> _WHAT YOU WILL DO_
Find each line holding the word "汕头名鸽" and give the total alone.

Data entries

+++

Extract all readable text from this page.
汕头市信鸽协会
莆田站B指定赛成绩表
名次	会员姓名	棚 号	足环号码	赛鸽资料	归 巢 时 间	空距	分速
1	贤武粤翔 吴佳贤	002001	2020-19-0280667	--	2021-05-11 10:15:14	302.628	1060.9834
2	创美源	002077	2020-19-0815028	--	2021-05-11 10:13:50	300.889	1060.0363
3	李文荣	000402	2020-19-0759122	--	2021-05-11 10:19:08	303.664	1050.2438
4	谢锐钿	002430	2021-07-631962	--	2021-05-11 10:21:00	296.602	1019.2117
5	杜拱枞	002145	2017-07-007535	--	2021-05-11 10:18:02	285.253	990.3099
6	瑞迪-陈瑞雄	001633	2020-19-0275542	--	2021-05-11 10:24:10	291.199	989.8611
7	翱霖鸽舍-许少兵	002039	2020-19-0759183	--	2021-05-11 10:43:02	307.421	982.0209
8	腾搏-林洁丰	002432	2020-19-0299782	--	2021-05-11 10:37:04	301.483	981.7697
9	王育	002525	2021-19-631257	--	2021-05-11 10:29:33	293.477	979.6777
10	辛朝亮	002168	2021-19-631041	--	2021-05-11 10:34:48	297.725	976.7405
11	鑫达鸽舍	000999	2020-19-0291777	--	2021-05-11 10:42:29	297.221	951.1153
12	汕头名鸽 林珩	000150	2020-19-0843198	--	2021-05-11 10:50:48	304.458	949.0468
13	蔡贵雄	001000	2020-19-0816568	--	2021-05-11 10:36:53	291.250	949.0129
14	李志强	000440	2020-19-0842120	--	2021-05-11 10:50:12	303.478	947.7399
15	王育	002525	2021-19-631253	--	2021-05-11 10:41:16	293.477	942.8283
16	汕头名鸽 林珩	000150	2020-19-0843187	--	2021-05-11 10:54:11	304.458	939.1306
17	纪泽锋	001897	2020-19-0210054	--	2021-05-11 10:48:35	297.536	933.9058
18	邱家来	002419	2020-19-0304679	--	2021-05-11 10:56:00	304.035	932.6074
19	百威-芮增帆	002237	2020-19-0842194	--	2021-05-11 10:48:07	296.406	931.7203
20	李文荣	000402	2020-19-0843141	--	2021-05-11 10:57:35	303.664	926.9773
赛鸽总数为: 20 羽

+++

> _TASK OUTPUT_
2